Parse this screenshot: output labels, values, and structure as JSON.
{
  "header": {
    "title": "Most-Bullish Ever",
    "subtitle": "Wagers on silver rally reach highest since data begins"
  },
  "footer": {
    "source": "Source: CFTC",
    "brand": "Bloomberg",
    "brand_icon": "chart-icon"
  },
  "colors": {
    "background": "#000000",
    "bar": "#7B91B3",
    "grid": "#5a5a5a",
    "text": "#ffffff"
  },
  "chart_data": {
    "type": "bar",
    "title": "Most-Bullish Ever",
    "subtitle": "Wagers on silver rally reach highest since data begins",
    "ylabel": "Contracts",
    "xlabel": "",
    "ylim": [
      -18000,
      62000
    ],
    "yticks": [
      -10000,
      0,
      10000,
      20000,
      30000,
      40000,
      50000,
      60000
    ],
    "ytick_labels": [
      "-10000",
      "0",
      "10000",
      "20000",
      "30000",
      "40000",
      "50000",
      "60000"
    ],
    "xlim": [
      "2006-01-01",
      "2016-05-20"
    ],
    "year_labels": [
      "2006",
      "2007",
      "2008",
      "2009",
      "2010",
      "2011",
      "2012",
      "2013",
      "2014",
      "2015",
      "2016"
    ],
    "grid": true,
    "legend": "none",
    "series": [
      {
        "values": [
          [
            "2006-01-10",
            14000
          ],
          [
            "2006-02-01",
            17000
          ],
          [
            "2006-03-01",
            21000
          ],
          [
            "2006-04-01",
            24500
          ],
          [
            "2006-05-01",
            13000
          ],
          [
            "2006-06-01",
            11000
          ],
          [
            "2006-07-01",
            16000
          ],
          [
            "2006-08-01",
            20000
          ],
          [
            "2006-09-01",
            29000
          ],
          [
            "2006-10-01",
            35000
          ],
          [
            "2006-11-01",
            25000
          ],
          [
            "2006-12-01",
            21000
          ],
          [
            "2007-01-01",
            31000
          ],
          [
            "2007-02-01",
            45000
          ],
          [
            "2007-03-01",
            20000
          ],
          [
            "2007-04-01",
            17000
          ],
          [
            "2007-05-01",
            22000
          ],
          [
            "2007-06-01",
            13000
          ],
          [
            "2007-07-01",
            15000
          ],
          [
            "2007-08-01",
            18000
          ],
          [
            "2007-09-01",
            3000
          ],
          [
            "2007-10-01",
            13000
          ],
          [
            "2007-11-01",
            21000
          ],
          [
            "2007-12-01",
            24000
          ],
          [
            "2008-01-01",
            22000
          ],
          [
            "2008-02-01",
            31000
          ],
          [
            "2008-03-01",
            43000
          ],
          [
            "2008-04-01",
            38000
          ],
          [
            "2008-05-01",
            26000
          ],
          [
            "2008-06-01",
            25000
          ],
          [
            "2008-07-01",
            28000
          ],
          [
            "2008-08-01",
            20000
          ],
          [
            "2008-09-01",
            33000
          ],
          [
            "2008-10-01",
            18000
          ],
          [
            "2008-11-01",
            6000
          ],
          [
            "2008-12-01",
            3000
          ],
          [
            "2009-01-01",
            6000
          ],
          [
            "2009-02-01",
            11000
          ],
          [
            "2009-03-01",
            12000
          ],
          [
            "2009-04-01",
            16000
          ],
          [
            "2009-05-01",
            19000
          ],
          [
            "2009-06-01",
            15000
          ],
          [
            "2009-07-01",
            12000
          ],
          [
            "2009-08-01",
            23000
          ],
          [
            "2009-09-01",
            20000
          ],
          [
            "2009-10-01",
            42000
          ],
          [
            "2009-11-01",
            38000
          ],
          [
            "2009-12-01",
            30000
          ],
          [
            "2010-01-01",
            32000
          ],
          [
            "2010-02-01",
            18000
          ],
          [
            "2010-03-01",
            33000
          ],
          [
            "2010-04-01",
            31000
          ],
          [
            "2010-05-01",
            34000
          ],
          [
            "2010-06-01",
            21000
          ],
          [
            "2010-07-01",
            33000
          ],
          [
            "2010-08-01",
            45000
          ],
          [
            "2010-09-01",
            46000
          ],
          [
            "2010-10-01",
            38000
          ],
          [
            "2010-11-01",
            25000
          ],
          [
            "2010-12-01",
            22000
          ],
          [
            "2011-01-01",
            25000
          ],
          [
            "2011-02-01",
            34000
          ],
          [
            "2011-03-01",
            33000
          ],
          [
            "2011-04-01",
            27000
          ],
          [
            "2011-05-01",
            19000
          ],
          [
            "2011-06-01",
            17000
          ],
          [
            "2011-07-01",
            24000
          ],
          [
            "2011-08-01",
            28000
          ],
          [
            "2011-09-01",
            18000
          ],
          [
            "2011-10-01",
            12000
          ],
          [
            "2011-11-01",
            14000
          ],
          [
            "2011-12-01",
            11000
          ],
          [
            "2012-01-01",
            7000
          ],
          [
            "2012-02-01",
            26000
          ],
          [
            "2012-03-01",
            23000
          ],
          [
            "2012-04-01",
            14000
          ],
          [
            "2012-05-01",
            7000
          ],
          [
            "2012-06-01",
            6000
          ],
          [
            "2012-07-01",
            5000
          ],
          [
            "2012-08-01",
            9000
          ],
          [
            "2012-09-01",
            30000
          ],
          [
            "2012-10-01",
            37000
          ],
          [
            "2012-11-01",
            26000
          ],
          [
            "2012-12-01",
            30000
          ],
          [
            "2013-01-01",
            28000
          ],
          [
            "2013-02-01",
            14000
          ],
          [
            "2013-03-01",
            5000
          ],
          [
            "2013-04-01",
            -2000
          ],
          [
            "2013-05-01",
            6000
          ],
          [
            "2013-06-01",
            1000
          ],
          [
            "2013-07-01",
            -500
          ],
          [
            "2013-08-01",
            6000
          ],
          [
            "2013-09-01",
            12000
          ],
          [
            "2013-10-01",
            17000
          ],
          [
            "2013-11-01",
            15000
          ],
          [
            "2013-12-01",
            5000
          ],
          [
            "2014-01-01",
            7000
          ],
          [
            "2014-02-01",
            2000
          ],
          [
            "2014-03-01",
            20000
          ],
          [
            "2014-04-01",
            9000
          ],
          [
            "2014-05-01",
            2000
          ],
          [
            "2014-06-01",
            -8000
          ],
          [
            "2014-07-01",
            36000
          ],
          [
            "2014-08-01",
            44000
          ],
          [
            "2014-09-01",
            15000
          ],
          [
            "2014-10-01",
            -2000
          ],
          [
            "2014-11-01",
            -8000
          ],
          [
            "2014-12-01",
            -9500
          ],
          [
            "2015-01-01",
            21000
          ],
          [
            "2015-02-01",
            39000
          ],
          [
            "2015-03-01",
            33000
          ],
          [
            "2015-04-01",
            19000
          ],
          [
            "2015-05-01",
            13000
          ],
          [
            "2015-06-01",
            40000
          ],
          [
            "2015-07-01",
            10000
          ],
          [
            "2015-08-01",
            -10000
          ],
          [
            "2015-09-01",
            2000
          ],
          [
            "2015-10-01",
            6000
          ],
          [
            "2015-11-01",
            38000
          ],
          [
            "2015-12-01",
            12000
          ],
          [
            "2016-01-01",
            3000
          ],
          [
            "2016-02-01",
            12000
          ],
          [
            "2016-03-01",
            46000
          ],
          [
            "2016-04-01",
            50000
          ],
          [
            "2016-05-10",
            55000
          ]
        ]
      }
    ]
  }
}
━━━━
Return the listing above in its exact form.

Parse this screenshot: output labels, values, and structure as JSON.
{
  "header": {
    "title": "Most-Bullish Ever",
    "subtitle": "Wagers on silver rally reach highest since data begins"
  },
  "footer": {
    "source": "Source: CFTC",
    "brand": "Bloomberg",
    "brand_icon": "chart-icon"
  },
  "colors": {
    "background": "#000000",
    "bar": "#7B91B3",
    "grid": "#5a5a5a",
    "text": "#ffffff"
  },
  "chart_data": {
    "type": "bar",
    "title": "Most-Bullish Ever",
    "subtitle": "Wagers on silver rally reach highest since data begins",
    "ylabel": "Contracts",
    "xlabel": "",
    "ylim": [
      -18000,
      62000
    ],
    "yticks": [
      -10000,
      0,
      10000,
      20000,
      30000,
      40000,
      50000,
      60000
    ],
    "ytick_labels": [
      "-10000",
      "0",
      "10000",
      "20000",
      "30000",
      "40000",
      "50000",
      "60000"
    ],
    "xlim": [
      "2006-01-01",
      "2016-05-20"
    ],
    "year_labels": [
      "2006",
      "2007",
      "2008",
      "2009",
      "2010",
      "2011",
      "2012",
      "2013",
      "2014",
      "2015",
      "2016"
    ],
    "grid": true,
    "legend": "none",
    "series": [
      {
        "values": [
          [
            "2006-01-10",
            14000
          ],
          [
            "2006-02-01",
            17000
          ],
          [
            "2006-03-01",
            21000
          ],
          [
            "2006-04-01",
            24500
          ],
          [
            "2006-05-01",
            13000
          ],
          [
            "2006-06-01",
            11000
          ],
          [
            "2006-07-01",
            16000
          ],
          [
            "2006-08-01",
            20000
          ],
          [
            "2006-09-01",
            29000
          ],
          [
            "2006-10-01",
            35000
          ],
          [
            "2006-11-01",
            25000
          ],
          [
            "2006-12-01",
            21000
          ],
          [
            "2007-01-01",
            31000
          ],
          [
            "2007-02-01",
            45000
          ],
          [
            "2007-03-01",
            20000
          ],
          [
            "2007-04-01",
            17000
          ],
          [
            "2007-05-01",
            22000
          ],
          [
            "2007-06-01",
            13000
          ],
          [
            "2007-07-01",
            15000
          ],
          [
            "2007-08-01",
            18000
          ],
          [
            "2007-09-01",
            3000
          ],
          [
            "2007-10-01",
            13000
          ],
          [
            "2007-11-01",
            21000
          ],
          [
            "2007-12-01",
            24000
          ],
          [
            "2008-01-01",
            22000
          ],
          [
            "2008-02-01",
            31000
          ],
          [
            "2008-03-01",
            43000
          ],
          [
            "2008-04-01",
            38000
          ],
          [
            "2008-05-01",
            26000
          ],
          [
            "2008-06-01",
            25000
          ],
          [
            "2008-07-01",
            28000
          ],
          [
            "2008-08-01",
            20000
          ],
          [
            "2008-09-01",
            33000
          ],
          [
            "2008-10-01",
            18000
          ],
          [
            "2008-11-01",
            6000
          ],
          [
            "2008-12-01",
            3000
          ],
          [
            "2009-01-01",
            6000
          ],
          [
            "2009-02-01",
            11000
          ],
          [
            "2009-03-01",
            12000
          ],
          [
            "2009-04-01",
            16000
          ],
          [
            "2009-05-01",
            19000
          ],
          [
            "2009-06-01",
            15000
          ],
          [
            "2009-07-01",
            12000
          ],
          [
            "2009-08-01",
            23000
          ],
          [
            "2009-09-01",
            20000
          ],
          [
            "2009-10-01",
            42000
          ],
          [
            "2009-11-01",
            38000
          ],
          [
            "2009-12-01",
            30000
          ],
          [
            "2010-01-01",
            32000
          ],
          [
            "2010-02-01",
            18000
          ],
          [
            "2010-03-01",
            33000
          ],
          [
            "2010-04-01",
            31000
          ],
          [
            "2010-05-01",
            34000
          ],
          [
            "2010-06-01",
            21000
          ],
          [
            "2010-07-01",
            33000
          ],
          [
            "2010-08-01",
            45000
          ],
          [
            "2010-09-01",
            46000
          ],
          [
            "2010-10-01",
            38000
          ],
          [
            "2010-11-01",
            25000
          ],
          [
            "2010-12-01",
            22000
          ],
          [
            "2011-01-01",
            25000
          ],
          [
            "2011-02-01",
            34000
          ],
          [
            "2011-03-01",
            33000
          ],
          [
            "2011-04-01",
            27000
          ],
          [
            "2011-05-01",
            19000
          ],
          [
            "2011-06-01",
            17000
          ],
          [
            "2011-07-01",
            24000
          ],
          [
            "2011-08-01",
            28000
          ],
          [
            "2011-09-01",
            18000
          ],
          [
            "2011-10-01",
            12000
          ],
          [
            "2011-11-01",
            14000
          ],
          [
            "2011-12-01",
            11000
          ],
          [
            "2012-01-01",
            7000
          ],
          [
            "2012-02-01",
            26000
          ],
          [
            "2012-03-01",
            23000
          ],
          [
            "2012-04-01",
            14000
          ],
          [
            "2012-05-01",
            7000
          ],
          [
            "2012-06-01",
            6000
          ],
          [
            "2012-07-01",
            5000
          ],
          [
            "2012-08-01",
            9000
          ],
          [
            "2012-09-01",
            30000
          ],
          [
            "2012-10-01",
            37000
          ],
          [
            "2012-11-01",
            26000
          ],
          [
            "2012-12-01",
            30000
          ],
          [
            "2013-01-01",
            28000
          ],
          [
            "2013-02-01",
            14000
          ],
          [
            "2013-03-01",
            5000
          ],
          [
            "2013-04-01",
            -2000
          ],
          [
            "2013-05-01",
            6000
          ],
          [
            "2013-06-01",
            1000
          ],
          [
            "2013-07-01",
            -500
          ],
          [
            "2013-08-01",
            6000
          ],
          [
            "2013-09-01",
            12000
          ],
          [
            "2013-10-01",
            17000
          ],
          [
            "2013-11-01",
            15000
          ],
          [
            "2013-12-01",
            5000
          ],
          [
            "2014-01-01",
            7000
          ],
          [
            "2014-02-01",
            2000
          ],
          [
            "2014-03-01",
            20000
          ],
          [
            "2014-04-01",
            9000
          ],
          [
            "2014-05-01",
            2000
          ],
          [
            "2014-06-01",
            -8000
          ],
          [
            "2014-07-01",
            36000
          ],
          [
            "2014-08-01",
            44000
          ],
          [
            "2014-09-01",
            15000
          ],
          [
            "2014-10-01",
            -2000
          ],
          [
            "2014-11-01",
            -8000
          ],
          [
            "2014-12-01",
            -9500
          ],
          [
            "2015-01-01",
            21000
          ],
          [
            "2015-02-01",
            39000
          ],
          [
            "2015-03-01",
            33000
          ],
          [
            "2015-04-01",
            19000
          ],
          [
            "2015-05-01",
            13000
          ],
          [
            "2015-06-01",
            40000
          ],
          [
            "2015-07-01",
            10000
          ],
          [
            "2015-08-01",
            -10000
          ],
          [
            "2015-09-01",
            2000
          ],
          [
            "2015-10-01",
            6000
          ],
          [
            "2015-11-01",
            38000
          ],
          [
            "2015-12-01",
            12000
          ],
          [
            "2016-01-01",
            3000
          ],
          [
            "2016-02-01",
            12000
          ],
          [
            "2016-03-01",
            46000
          ],
          [
            "2016-04-01",
            50000
          ],
          [
            "2016-05-10",
            55000
          ]
        ]
      }
    ]
  }
}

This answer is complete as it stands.